[Dataset entries]
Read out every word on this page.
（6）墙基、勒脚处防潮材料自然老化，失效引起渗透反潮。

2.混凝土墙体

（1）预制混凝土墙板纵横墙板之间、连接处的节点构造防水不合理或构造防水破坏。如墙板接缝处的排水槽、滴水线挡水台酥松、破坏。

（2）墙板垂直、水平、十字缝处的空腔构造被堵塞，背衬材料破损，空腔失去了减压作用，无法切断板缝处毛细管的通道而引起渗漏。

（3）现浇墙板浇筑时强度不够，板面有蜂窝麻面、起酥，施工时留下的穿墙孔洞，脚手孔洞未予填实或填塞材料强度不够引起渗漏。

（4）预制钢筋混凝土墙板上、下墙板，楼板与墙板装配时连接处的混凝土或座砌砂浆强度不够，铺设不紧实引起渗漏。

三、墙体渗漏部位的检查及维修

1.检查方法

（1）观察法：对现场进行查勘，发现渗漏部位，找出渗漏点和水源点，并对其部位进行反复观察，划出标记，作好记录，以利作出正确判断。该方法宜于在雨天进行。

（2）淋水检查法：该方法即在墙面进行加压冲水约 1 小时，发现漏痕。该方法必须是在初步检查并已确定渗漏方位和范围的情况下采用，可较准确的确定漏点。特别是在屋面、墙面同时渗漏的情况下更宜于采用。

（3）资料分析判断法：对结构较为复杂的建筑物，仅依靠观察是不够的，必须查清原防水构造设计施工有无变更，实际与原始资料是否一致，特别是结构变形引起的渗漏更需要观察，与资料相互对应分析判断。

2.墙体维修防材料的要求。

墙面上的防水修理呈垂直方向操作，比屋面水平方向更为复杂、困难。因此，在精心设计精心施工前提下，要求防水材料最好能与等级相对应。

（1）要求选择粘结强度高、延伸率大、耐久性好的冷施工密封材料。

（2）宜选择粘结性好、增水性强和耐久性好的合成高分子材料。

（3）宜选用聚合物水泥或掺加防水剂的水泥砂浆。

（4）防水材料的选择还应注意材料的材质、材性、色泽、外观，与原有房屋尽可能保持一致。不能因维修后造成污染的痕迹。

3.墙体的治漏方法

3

> [What the task asks]: From the listing above, reproduce all the lines exactly.

> [Task answer]:
Read out every word on this page.
（6）墙基、勒脚处防潮材料自然老化，失效引起渗透反潮。

2.混凝土墙体

（1）预制混凝土墙板纵横墙板之间、连接处的节点构造防水不合理或构造防水破坏。如墙板接缝处的排水槽、滴水线挡水台酥松、破坏。

（2）墙板垂直、水平、十字缝处的空腔构造被堵塞，背衬材料破损，空腔失去了减压作用，无法切断板缝处毛细管的通道而引起渗漏。

（3）现浇墙板浇筑时强度不够，板面有蜂窝麻面、起酥，施工时留下的穿墙孔洞，脚手孔洞未予填实或填塞材料强度不够引起渗漏。

（4）预制钢筋混凝土墙板上、下墙板，楼板与墙板装配时连接处的混凝土或座砌砂浆强度不够，铺设不紧实引起渗漏。

三、墙体渗漏部位的检查及维修

1.检查方法

（1）观察法：对现场进行查勘，发现渗漏部位，找出渗漏点和水源点，并对其部位进行反复观察，划出标记，作好记录，以利作出正确判断。该方法宜于在雨天进行。

（2）淋水检查法：该方法即在墙面进行加压冲水约 1 小时，发现漏痕。该方法必须是在初步检查并已确定渗漏方位和范围的情况下采用，可较准确的确定漏点。特别是在屋面、墙面同时渗漏的情况下更宜于采用。

（3）资料分析判断法：对结构较为复杂的建筑物，仅依靠观察是不够的，必须查清原防水构造设计施工有无变更，实际与原始资料是否一致，特别是结构变形引起的渗漏更需要观察，与资料相互对应分析判断。

2.墙体维修防材料的要求。

墙面上的防水修理呈垂直方向操作，比屋面水平方向更为复杂、困难。因此，在精心设计精心施工前提下，要求防水材料最好能与等级相对应。

（1）要求选择粘结强度高、延伸率大、耐久性好的冷施工密封材料。

（2）宜选择粘结性好、增水性强和耐久性好的合成高分子材料。

（3）宜选用聚合物水泥或掺加防水剂的水泥砂浆。

（4）防水材料的选择还应注意材料的材质、材性、色泽、外观，与原有房屋尽可能保持一致。不能因维修后造成污染的痕迹。

3.墙体的治漏方法

3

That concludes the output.